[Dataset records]

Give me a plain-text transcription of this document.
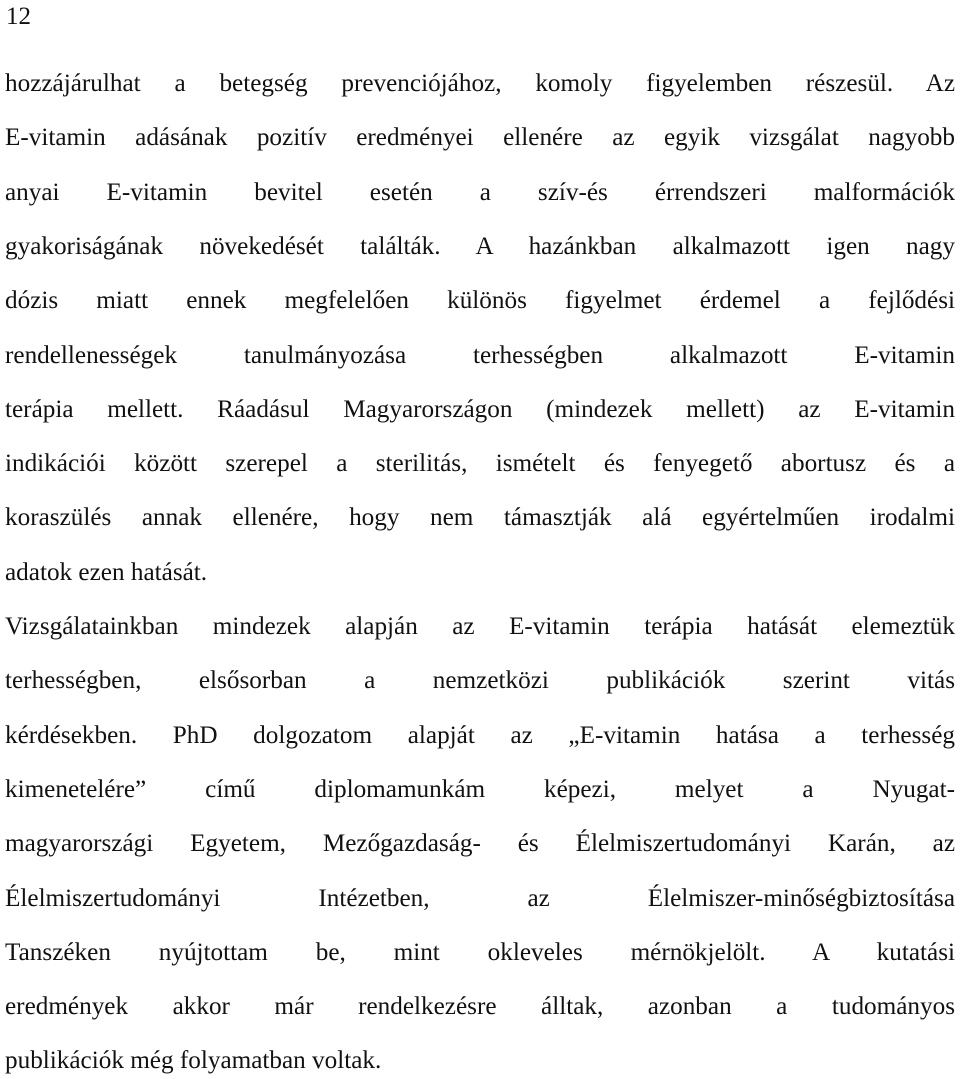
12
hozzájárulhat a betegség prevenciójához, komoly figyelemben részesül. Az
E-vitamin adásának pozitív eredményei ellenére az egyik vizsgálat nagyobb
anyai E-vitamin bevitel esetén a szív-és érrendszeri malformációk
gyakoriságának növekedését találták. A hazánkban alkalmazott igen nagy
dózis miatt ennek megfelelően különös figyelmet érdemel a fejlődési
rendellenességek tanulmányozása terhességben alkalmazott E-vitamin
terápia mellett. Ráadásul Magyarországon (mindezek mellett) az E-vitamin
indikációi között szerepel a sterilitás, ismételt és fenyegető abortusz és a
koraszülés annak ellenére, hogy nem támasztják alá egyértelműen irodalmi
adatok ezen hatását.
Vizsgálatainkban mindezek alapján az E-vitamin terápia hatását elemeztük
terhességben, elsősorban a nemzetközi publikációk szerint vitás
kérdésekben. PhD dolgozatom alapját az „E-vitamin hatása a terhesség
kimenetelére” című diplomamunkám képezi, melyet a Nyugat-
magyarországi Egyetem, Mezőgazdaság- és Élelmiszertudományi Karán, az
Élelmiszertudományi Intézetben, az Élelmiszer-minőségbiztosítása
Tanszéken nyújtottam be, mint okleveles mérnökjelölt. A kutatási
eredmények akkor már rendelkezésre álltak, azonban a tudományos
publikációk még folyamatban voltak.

▶ _Required work_
Transcribe the whole listing, character for character, but not its images.

▶ _Solution to this exercise_
Give me a plain-text transcription of this document.
12
hozzájárulhat a betegség prevenciójához, komoly figyelemben részesül. Az
E-vitamin adásának pozitív eredményei ellenére az egyik vizsgálat nagyobb
anyai E-vitamin bevitel esetén a szív-és érrendszeri malformációk
gyakoriságának növekedését találták. A hazánkban alkalmazott igen nagy
dózis miatt ennek megfelelően különös figyelmet érdemel a fejlődési
rendellenességek tanulmányozása terhességben alkalmazott E-vitamin
terápia mellett. Ráadásul Magyarországon (mindezek mellett) az E-vitamin
indikációi között szerepel a sterilitás, ismételt és fenyegető abortusz és a
koraszülés annak ellenére, hogy nem támasztják alá egyértelműen irodalmi
adatok ezen hatását.
Vizsgálatainkban mindezek alapján az E-vitamin terápia hatását elemeztük
terhességben, elsősorban a nemzetközi publikációk szerint vitás
kérdésekben. PhD dolgozatom alapját az „E-vitamin hatása a terhesség
kimenetelére” című diplomamunkám képezi, melyet a Nyugat-
magyarországi Egyetem, Mezőgazdaság- és Élelmiszertudományi Karán, az
Élelmiszertudományi Intézetben, az Élelmiszer-minőségbiztosítása
Tanszéken nyújtottam be, mint okleveles mérnökjelölt. A kutatási
eredmények akkor már rendelkezésre álltak, azonban a tudományos
publikációk még folyamatban voltak.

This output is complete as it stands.